Exercise
Every line that holds the word "each" needs to be copied from the data below.

*** Block opens ***

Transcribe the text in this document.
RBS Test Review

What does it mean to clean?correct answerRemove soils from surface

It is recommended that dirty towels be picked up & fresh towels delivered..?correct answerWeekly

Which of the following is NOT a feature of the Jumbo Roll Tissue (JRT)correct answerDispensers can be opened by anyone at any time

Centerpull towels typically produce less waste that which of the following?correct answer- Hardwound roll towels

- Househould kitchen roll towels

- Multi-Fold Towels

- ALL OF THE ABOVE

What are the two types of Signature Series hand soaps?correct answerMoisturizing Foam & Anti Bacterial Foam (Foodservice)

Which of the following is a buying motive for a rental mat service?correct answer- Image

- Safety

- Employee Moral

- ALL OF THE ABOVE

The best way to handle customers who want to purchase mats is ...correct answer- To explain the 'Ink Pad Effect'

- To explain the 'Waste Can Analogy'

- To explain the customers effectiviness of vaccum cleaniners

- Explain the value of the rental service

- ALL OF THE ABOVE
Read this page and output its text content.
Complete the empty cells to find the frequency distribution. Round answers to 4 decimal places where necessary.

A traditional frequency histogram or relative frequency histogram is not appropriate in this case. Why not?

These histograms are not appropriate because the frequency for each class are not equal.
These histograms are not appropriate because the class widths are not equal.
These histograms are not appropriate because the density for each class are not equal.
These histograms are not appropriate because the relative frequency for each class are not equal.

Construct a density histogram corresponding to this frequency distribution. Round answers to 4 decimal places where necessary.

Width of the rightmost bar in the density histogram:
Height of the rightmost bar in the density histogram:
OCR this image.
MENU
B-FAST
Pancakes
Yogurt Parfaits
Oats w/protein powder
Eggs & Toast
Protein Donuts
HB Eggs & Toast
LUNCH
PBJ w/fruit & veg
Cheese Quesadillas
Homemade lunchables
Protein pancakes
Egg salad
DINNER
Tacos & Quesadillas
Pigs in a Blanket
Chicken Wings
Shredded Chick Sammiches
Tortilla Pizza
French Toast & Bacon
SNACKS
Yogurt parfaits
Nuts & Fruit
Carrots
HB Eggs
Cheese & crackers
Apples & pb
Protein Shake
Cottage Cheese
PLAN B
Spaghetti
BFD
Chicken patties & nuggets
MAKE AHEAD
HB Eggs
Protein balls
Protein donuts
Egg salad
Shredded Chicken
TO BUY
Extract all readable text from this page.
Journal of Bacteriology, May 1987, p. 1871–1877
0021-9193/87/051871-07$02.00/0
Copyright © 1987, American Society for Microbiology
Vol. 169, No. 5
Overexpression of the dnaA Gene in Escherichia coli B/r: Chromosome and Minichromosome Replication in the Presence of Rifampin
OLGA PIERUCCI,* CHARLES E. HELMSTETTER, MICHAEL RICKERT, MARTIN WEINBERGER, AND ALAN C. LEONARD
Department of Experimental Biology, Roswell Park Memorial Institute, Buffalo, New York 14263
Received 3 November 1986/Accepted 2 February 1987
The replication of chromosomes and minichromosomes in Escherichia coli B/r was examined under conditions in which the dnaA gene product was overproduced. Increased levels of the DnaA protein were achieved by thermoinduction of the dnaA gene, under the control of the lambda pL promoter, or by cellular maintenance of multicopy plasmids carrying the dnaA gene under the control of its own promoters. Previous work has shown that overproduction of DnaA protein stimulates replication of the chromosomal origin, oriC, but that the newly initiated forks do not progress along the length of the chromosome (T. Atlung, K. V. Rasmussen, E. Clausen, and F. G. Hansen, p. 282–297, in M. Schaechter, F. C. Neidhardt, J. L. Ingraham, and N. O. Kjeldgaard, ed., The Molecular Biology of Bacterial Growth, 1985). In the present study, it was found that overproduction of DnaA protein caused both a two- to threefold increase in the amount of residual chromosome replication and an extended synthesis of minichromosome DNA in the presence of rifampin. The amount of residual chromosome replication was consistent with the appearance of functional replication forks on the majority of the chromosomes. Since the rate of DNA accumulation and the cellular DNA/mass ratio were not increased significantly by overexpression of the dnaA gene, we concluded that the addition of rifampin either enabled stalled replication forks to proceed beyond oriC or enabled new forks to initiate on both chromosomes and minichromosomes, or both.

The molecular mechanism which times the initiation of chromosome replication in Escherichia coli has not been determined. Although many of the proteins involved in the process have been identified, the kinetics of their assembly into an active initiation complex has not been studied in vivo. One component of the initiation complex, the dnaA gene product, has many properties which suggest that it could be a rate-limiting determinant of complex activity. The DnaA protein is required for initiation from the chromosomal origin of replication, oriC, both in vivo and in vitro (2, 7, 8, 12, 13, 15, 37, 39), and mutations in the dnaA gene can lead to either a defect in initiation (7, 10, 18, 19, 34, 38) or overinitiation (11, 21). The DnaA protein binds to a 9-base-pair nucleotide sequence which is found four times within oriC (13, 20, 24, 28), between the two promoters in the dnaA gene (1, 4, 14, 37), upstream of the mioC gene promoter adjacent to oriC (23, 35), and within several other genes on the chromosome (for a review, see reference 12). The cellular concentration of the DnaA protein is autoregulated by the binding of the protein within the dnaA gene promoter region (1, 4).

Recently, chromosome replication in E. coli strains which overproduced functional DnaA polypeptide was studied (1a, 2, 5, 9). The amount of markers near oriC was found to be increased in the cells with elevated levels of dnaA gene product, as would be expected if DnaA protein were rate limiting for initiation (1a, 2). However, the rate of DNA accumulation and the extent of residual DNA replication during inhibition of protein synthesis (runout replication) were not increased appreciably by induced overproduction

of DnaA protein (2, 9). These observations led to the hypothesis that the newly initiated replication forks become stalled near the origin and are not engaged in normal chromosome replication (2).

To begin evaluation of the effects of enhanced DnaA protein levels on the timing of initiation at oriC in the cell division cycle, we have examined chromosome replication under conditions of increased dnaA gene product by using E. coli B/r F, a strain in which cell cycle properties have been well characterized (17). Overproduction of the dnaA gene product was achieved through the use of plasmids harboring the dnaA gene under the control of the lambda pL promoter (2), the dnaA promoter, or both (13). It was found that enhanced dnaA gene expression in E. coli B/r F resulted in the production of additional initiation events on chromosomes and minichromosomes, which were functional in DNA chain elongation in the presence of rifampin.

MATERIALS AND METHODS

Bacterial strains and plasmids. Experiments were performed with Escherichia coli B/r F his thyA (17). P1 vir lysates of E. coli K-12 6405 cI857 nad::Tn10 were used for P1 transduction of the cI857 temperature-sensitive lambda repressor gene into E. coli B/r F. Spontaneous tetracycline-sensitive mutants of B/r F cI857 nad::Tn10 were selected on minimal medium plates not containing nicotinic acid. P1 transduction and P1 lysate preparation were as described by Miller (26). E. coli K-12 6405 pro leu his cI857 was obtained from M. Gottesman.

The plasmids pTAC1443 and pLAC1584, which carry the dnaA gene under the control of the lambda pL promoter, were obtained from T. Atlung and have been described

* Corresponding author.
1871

*** Block closes ***

The completed task
These histograms are not appropriate because the frequency for each class are not equal.
These histograms are not appropriate because the density for each class are not equal.
These histograms are not appropriate because the relative frequency for each class are not equal.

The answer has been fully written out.